Task requirements
Look through the data below. Show each line where the string "abiertas" occurs.

Recorded data
....
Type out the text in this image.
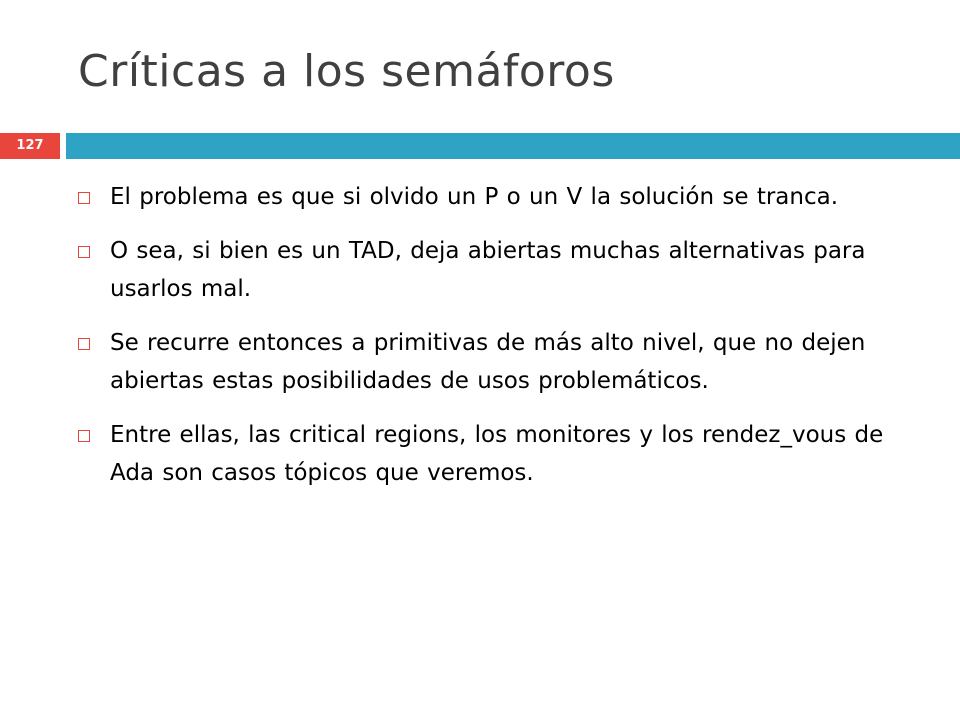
Críticas a los semáforos
127
El problema es que si olvido un P o un V la solución se tranca.
O sea, si bien es un TAD, deja abiertas muchas alternativas para usarlos mal.
Se recurre entonces a primitivas de más alto nivel, que no dejen abiertas estas posibilidades de usos problemáticos.
Entre ellas, las critical regions, los monitores y los rendez_vous de Ada son casos tópicos que veremos.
....
Response
O sea, si bien es un TAD, deja abiertas muchas alternativas para usarlos mal.
Se recurre entonces a primitivas de más alto nivel, que no dejen abiertas estas posibilidades de usos problemáticos.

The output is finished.